(Some records)
• • • • • • •

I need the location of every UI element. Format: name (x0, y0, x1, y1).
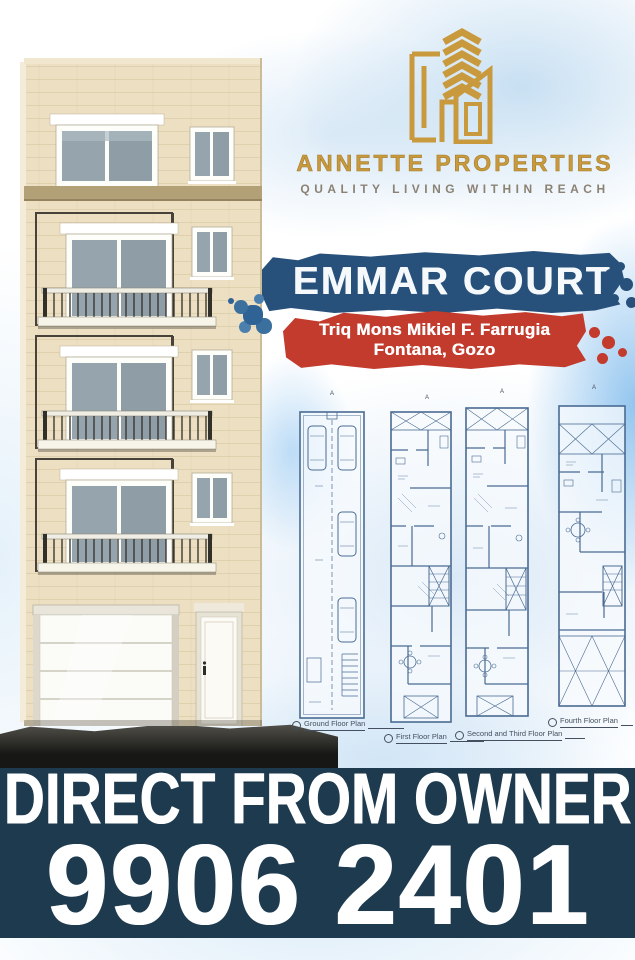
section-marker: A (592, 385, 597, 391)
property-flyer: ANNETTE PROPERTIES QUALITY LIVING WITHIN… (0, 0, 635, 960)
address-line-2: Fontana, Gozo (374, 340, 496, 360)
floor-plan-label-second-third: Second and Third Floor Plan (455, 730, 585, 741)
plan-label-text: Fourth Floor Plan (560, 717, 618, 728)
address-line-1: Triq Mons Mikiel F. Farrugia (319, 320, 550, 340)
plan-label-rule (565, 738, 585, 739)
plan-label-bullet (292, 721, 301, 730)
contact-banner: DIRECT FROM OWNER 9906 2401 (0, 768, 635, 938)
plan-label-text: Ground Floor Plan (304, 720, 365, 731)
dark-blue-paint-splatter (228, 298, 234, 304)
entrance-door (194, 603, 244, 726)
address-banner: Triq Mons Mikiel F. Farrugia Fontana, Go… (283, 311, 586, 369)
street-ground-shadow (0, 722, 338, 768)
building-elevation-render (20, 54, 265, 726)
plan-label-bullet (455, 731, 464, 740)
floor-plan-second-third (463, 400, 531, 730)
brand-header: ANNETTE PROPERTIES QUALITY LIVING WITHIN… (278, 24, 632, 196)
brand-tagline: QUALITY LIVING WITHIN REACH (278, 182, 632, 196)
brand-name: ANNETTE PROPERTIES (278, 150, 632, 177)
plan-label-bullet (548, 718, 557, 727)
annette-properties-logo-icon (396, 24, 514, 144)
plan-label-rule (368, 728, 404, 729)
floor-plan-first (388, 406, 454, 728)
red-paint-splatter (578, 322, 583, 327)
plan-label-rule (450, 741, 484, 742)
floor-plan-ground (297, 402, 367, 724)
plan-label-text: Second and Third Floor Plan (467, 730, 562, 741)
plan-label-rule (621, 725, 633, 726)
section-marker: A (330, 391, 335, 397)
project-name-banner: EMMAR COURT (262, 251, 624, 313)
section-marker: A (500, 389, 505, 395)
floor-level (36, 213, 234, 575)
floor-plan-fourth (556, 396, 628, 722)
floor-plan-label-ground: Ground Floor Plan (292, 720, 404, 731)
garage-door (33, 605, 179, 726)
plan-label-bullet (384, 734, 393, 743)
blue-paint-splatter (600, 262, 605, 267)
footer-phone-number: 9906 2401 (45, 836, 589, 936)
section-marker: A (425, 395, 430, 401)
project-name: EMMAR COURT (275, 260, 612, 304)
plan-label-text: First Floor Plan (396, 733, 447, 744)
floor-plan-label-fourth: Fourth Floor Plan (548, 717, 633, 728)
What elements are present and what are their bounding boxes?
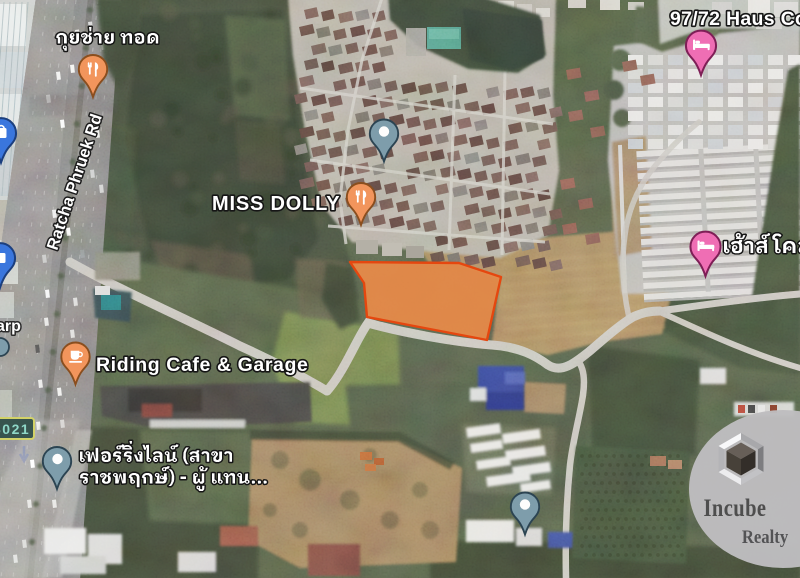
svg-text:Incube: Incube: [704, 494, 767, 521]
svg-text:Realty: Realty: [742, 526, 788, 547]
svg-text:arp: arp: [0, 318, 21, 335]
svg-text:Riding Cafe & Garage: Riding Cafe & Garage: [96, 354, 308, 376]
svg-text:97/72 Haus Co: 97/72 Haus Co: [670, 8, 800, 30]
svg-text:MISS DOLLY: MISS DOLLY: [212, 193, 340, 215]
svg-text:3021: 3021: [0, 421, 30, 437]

• • • • • • •

◆ Exercise objective
Copy the lines from the one containing "section-marker: A (592, 385, 597, 391)" through the one containing "plan-label-bullet (292, 721, 301, 730)", both included, keeping every character unchanged.

◆ Answer to this exercise
section-marker: A (592, 385, 597, 391)
property-flyer: ANNETTE PROPERTIES QUALITY LIVING WITHIN… (0, 0, 635, 960)
address-line-2: Fontana, Gozo (374, 340, 496, 360)
floor-plan-label-second-third: Second and Third Floor Plan (455, 730, 585, 741)
plan-label-text: Fourth Floor Plan (560, 717, 618, 728)
address-line-1: Triq Mons Mikiel F. Farrugia (319, 320, 550, 340)
plan-label-rule (565, 738, 585, 739)
plan-label-bullet (292, 721, 301, 730)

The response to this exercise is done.